== A block of data ==
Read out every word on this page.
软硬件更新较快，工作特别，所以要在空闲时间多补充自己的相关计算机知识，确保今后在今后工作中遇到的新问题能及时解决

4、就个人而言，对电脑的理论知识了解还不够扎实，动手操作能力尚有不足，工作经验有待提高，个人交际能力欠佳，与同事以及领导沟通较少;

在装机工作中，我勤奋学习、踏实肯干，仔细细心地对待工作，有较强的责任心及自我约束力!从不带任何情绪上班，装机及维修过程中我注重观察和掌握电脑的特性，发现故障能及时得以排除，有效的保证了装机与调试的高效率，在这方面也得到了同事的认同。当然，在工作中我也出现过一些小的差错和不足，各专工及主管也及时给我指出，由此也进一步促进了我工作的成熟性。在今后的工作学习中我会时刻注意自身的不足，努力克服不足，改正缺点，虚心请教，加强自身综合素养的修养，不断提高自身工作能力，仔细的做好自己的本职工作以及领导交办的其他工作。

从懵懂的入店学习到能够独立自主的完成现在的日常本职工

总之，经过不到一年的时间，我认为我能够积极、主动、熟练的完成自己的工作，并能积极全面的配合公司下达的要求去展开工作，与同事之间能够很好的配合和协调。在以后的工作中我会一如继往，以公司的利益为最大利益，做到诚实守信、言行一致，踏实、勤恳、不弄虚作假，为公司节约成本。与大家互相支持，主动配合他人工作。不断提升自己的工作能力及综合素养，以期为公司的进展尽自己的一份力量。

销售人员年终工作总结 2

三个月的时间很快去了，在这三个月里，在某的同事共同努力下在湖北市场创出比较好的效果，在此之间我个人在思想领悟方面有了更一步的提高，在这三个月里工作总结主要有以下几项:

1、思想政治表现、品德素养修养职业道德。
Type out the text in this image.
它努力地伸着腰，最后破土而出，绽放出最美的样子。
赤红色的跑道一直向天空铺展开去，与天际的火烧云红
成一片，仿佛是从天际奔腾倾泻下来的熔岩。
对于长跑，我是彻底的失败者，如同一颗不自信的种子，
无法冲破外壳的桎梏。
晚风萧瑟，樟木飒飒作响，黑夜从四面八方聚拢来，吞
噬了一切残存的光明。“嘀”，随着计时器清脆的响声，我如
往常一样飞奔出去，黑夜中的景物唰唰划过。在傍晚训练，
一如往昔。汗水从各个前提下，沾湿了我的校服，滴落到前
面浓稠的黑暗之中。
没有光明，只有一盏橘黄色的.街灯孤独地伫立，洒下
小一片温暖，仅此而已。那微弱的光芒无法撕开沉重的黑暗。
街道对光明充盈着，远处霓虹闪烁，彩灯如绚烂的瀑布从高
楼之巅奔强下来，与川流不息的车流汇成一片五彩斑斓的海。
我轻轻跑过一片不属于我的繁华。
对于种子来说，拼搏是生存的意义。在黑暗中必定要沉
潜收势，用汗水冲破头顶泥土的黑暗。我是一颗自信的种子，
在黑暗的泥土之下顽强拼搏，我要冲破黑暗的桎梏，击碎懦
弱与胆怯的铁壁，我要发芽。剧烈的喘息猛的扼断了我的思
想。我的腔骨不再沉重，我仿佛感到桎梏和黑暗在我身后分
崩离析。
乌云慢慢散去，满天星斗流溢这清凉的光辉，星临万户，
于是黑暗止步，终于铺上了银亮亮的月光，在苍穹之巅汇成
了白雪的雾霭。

== Exercise brief ==
Output the full listing exactly as it stands.

== Solution for this problem ==
Read out every word on this page.
软硬件更新较快，工作特别，所以要在空闲时间多补充自己的相关计算机知识，确保今后在今后工作中遇到的新问题能及时解决

4、就个人而言，对电脑的理论知识了解还不够扎实，动手操作能力尚有不足，工作经验有待提高，个人交际能力欠佳，与同事以及领导沟通较少;

在装机工作中，我勤奋学习、踏实肯干，仔细细心地对待工作，有较强的责任心及自我约束力!从不带任何情绪上班，装机及维修过程中我注重观察和掌握电脑的特性，发现故障能及时得以排除，有效的保证了装机与调试的高效率，在这方面也得到了同事的认同。当然，在工作中我也出现过一些小的差错和不足，各专工及主管也及时给我指出，由此也进一步促进了我工作的成熟性。在今后的工作学习中我会时刻注意自身的不足，努力克服不足，改正缺点，虚心请教，加强自身综合素养的修养，不断提高自身工作能力，仔细的做好自己的本职工作以及领导交办的其他工作。

从懵懂的入店学习到能够独立自主的完成现在的日常本职工

总之，经过不到一年的时间，我认为我能够积极、主动、熟练的完成自己的工作，并能积极全面的配合公司下达的要求去展开工作，与同事之间能够很好的配合和协调。在以后的工作中我会一如继往，以公司的利益为最大利益，做到诚实守信、言行一致，踏实、勤恳、不弄虚作假，为公司节约成本。与大家互相支持，主动配合他人工作。不断提升自己的工作能力及综合素养，以期为公司的进展尽自己的一份力量。

销售人员年终工作总结 2

三个月的时间很快去了，在这三个月里，在某的同事共同努力下在湖北市场创出比较好的效果，在此之间我个人在思想领悟方面有了更一步的提高，在这三个月里工作总结主要有以下几项:

1、思想政治表现、品德素养修养职业道德。
Type out the text in this image.
它努力地伸着腰，最后破土而出，绽放出最美的样子。
赤红色的跑道一直向天空铺展开去，与天际的火烧云红
成一片，仿佛是从天际奔腾倾泻下来的熔岩。
对于长跑，我是彻底的失败者，如同一颗不自信的种子，
无法冲破外壳的桎梏。
晚风萧瑟，樟木飒飒作响，黑夜从四面八方聚拢来，吞
噬了一切残存的光明。“嘀”，随着计时器清脆的响声，我如
往常一样飞奔出去，黑夜中的景物唰唰划过。在傍晚训练，
一如往昔。汗水从各个前提下，沾湿了我的校服，滴落到前
面浓稠的黑暗之中。
没有光明，只有一盏橘黄色的.街灯孤独地伫立，洒下
小一片温暖，仅此而已。那微弱的光芒无法撕开沉重的黑暗。
街道对光明充盈着，远处霓虹闪烁，彩灯如绚烂的瀑布从高
楼之巅奔强下来，与川流不息的车流汇成一片五彩斑斓的海。
我轻轻跑过一片不属于我的繁华。
对于种子来说，拼搏是生存的意义。在黑暗中必定要沉
潜收势，用汗水冲破头顶泥土的黑暗。我是一颗自信的种子，
在黑暗的泥土之下顽强拼搏，我要冲破黑暗的桎梏，击碎懦
弱与胆怯的铁壁，我要发芽。剧烈的喘息猛的扼断了我的思
想。我的腔骨不再沉重，我仿佛感到桎梏和黑暗在我身后分
崩离析。
乌云慢慢散去，满天星斗流溢这清凉的光辉，星临万户，
于是黑暗止步，终于铺上了银亮亮的月光，在苍穹之巅汇成
了白雪的雾霭。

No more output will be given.